Find and copy every line in the records that includes the string "उपलब".

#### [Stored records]

····················

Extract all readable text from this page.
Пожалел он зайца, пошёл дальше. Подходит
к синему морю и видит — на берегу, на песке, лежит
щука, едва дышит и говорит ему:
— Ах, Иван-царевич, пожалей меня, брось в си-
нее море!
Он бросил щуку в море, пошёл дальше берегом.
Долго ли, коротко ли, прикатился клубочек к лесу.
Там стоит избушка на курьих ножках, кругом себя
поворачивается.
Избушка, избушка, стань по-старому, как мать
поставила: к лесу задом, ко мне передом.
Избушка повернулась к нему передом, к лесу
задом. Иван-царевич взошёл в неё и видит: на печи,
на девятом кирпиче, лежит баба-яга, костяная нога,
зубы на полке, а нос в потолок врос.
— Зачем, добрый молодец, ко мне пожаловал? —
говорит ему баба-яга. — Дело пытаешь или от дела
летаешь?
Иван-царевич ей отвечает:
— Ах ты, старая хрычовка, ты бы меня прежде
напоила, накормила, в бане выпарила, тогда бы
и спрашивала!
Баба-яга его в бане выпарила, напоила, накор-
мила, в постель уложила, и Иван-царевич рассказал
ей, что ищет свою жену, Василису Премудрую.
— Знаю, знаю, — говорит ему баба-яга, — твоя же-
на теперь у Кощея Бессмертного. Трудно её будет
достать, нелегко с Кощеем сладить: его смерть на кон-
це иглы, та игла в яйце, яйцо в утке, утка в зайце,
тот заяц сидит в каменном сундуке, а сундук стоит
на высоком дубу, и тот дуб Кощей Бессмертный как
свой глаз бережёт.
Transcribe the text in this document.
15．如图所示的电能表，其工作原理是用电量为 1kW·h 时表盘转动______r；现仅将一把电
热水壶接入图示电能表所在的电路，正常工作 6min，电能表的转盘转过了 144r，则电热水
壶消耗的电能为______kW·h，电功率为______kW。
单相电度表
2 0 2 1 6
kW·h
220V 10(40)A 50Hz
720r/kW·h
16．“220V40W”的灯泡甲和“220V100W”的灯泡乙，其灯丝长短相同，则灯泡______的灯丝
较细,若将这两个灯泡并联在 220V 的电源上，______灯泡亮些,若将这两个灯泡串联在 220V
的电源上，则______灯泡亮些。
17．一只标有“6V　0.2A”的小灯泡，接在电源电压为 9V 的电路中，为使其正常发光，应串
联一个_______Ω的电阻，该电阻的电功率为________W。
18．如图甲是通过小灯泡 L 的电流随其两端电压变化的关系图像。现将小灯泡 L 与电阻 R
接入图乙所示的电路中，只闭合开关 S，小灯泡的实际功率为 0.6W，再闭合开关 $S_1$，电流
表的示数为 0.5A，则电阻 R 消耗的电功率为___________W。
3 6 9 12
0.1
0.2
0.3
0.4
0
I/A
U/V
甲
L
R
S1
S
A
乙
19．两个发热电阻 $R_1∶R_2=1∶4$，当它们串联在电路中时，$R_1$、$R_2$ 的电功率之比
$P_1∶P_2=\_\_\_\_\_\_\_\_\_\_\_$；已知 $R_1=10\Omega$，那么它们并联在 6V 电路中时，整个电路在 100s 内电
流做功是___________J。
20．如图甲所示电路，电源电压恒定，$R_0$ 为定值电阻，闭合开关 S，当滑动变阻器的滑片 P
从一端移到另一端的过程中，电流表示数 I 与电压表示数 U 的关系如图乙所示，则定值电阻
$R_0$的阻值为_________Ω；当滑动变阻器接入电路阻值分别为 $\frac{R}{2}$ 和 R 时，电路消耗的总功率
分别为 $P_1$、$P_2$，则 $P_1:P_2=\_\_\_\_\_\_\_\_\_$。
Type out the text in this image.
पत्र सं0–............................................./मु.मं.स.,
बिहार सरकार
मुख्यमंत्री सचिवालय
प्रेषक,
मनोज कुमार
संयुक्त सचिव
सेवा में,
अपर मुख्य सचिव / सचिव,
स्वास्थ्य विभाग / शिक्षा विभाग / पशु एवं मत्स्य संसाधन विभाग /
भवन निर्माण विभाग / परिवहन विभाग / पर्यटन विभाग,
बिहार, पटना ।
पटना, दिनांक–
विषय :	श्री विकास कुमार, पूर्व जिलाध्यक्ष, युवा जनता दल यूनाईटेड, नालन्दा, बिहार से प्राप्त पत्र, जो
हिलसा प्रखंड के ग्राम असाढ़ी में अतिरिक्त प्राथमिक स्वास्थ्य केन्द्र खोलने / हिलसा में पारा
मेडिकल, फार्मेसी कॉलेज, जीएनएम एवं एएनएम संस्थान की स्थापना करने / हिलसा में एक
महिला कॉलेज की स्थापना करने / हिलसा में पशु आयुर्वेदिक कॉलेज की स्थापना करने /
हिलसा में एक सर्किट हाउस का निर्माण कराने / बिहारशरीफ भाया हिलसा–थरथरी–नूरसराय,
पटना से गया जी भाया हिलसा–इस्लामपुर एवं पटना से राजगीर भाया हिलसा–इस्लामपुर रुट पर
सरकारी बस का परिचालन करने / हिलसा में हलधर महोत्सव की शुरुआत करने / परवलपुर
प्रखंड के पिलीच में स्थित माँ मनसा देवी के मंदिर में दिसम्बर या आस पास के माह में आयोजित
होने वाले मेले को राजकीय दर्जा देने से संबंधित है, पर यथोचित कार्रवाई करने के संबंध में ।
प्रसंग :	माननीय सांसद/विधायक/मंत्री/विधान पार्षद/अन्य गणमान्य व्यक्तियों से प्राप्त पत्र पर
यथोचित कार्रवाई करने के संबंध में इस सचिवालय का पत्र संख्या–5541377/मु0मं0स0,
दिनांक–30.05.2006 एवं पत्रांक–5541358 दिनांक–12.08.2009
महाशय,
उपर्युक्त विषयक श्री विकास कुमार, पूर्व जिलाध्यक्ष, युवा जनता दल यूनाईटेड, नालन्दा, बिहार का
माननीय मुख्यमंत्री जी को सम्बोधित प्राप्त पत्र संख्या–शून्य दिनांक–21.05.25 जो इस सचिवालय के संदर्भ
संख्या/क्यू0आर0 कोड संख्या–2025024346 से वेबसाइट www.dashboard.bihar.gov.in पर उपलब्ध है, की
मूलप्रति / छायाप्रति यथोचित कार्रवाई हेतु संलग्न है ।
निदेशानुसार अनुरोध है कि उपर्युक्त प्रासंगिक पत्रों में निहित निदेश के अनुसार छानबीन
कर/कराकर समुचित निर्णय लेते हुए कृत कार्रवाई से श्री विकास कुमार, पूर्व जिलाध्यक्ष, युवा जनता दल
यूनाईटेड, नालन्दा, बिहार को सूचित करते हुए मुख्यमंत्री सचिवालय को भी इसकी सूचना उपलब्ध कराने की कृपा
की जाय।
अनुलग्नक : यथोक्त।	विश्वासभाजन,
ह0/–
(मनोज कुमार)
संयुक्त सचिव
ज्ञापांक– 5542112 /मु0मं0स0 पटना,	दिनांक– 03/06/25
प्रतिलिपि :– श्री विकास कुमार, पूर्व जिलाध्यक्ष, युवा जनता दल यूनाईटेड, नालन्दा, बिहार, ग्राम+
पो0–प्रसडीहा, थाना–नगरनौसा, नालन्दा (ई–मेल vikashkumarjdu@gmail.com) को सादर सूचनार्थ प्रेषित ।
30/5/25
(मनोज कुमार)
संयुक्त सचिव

····················

#### [EXERCISE RESULT]
संख्या/क्यू0आर0 कोड संख्या–2025024346 से वेबसाइट www.dashboard.bihar.gov.in पर उपलब्ध है, की
यूनाईटेड, नालन्दा, बिहार को सूचित करते हुए मुख्यमंत्री सचिवालय को भी इसकी सूचना उपलब्ध कराने की कृपा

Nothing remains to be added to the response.